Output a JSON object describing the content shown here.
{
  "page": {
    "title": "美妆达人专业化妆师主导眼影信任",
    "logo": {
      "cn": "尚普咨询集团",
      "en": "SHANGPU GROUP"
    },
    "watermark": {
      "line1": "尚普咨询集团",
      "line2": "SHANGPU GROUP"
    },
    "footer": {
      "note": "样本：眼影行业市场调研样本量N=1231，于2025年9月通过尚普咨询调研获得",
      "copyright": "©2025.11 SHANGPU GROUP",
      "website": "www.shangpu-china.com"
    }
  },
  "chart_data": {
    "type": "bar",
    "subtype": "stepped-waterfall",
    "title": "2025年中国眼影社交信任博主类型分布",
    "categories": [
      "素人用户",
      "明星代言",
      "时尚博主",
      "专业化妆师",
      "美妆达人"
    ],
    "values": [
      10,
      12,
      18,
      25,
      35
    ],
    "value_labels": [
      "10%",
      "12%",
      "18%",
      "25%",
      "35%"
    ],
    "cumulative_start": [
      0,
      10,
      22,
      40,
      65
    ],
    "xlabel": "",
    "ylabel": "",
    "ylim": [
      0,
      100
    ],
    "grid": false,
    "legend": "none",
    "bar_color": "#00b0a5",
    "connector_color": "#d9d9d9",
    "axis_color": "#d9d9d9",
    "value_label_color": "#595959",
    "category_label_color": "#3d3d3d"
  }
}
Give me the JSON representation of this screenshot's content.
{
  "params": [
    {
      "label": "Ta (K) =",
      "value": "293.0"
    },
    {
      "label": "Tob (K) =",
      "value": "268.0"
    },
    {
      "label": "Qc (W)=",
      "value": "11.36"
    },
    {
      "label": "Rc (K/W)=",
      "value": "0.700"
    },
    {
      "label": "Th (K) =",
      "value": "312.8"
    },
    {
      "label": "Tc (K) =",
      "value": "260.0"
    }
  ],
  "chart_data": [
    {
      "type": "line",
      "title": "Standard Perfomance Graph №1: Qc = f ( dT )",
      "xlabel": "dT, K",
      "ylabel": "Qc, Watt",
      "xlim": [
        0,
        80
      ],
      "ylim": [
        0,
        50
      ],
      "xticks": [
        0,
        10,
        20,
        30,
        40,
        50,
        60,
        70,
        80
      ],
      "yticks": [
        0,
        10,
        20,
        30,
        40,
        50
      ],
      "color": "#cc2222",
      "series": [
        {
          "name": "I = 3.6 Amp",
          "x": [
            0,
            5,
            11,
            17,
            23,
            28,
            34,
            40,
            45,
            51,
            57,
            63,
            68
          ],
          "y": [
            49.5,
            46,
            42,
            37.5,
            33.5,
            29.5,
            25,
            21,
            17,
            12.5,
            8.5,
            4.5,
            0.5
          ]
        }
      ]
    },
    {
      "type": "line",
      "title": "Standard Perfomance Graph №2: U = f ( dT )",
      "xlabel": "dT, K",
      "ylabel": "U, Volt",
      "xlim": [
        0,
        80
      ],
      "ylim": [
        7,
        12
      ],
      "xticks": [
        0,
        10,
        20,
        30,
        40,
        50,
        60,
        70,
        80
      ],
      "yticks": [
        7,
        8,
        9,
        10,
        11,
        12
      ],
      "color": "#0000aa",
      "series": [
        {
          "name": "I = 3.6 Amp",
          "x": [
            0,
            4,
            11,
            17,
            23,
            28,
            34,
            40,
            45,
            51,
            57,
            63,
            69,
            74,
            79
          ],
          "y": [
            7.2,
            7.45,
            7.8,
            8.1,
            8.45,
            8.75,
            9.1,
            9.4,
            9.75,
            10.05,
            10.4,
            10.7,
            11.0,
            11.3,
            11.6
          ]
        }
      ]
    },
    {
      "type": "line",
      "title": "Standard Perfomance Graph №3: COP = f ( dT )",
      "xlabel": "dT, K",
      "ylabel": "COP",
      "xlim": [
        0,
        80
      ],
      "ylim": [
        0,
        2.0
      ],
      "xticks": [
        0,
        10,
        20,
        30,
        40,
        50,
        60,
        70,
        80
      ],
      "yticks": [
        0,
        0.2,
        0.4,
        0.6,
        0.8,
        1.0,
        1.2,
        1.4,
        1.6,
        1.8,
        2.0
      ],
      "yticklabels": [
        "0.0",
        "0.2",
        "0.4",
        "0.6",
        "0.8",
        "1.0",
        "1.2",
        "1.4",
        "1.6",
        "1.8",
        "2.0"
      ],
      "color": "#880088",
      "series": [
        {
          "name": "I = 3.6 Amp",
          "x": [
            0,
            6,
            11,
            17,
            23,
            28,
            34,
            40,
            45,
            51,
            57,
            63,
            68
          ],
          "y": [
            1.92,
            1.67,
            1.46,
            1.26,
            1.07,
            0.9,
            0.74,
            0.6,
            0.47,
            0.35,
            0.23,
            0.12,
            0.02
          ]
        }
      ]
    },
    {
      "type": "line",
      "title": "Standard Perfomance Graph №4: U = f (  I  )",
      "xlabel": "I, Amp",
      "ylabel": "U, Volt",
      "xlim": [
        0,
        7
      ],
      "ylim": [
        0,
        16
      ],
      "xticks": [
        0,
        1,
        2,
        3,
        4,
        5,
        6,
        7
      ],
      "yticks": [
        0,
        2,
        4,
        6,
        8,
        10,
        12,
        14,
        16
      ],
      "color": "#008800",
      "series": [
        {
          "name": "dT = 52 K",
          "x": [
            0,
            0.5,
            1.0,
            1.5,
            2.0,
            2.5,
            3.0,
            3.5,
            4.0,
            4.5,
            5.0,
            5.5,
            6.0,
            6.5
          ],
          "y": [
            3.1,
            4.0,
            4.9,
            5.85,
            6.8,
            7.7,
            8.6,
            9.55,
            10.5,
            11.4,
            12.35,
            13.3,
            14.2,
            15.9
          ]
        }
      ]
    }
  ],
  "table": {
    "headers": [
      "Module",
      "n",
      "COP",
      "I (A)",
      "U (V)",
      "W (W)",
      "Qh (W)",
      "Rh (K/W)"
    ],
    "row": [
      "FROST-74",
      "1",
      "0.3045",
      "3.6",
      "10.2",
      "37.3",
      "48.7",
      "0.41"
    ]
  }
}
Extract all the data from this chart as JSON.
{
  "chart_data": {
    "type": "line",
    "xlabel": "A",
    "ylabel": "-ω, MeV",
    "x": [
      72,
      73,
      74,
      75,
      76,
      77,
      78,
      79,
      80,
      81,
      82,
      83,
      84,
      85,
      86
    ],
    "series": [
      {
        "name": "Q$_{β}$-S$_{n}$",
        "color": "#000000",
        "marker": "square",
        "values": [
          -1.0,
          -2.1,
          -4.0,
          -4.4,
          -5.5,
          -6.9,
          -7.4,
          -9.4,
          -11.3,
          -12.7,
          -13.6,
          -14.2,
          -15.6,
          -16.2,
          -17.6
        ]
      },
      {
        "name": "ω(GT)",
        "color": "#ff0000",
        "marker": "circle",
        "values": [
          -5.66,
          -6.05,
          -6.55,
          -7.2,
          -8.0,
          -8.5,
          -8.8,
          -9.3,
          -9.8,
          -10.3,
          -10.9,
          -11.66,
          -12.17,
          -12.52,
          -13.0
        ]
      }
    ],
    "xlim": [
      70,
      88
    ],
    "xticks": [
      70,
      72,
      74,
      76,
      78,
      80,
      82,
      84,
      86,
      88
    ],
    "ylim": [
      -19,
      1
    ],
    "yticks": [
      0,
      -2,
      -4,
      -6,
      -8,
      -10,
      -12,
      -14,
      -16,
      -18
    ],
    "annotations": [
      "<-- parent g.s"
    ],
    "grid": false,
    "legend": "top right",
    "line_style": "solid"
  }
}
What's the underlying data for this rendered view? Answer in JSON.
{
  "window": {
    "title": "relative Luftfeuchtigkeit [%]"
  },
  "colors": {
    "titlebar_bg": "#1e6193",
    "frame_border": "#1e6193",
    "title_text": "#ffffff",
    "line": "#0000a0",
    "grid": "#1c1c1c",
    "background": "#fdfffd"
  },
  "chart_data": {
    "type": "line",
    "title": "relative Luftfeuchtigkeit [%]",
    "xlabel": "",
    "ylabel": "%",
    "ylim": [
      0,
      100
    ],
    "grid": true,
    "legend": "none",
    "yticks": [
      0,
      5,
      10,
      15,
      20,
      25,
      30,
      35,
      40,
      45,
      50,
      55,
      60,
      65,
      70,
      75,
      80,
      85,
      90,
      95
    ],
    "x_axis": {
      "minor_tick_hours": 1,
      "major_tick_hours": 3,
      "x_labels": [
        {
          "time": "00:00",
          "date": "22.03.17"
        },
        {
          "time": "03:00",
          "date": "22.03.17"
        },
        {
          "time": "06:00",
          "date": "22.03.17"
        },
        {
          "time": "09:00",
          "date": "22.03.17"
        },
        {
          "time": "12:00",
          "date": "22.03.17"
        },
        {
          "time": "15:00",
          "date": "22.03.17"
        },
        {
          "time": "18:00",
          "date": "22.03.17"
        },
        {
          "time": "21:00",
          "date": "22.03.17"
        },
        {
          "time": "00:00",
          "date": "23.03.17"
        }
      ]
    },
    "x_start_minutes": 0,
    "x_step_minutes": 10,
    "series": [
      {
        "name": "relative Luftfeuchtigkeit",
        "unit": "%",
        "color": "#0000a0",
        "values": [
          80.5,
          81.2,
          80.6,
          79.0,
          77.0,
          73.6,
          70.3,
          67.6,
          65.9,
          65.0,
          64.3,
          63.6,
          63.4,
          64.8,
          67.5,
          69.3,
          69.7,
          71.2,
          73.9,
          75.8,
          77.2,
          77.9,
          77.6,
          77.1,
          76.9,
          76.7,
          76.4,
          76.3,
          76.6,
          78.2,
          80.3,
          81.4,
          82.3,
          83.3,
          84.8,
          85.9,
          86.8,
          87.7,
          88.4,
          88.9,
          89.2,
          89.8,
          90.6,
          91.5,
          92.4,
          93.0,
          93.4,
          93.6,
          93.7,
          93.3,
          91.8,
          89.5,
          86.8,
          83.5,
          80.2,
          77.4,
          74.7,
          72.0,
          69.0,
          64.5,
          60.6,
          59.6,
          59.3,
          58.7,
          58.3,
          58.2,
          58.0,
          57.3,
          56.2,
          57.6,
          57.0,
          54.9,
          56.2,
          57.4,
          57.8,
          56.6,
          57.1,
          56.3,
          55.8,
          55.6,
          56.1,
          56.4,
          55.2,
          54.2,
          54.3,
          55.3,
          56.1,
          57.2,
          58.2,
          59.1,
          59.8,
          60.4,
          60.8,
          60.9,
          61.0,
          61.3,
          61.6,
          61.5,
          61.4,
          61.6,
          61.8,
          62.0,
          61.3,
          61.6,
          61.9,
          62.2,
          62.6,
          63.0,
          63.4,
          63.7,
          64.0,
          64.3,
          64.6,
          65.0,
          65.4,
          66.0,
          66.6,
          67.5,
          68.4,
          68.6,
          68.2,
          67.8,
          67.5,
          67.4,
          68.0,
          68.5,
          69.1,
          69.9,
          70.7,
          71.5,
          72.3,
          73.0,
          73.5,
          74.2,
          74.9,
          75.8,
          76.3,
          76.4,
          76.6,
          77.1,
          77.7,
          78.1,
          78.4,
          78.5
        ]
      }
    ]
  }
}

· · · · ·

### Short task
Using the material above, gather every line that includes "Luftfeuchtigkeit".

### Solution below
    "title": "relative Luftfeuchtigkeit [%]"
    "title": "relative Luftfeuchtigkeit [%]",
        "name": "relative Luftfeuchtigkeit",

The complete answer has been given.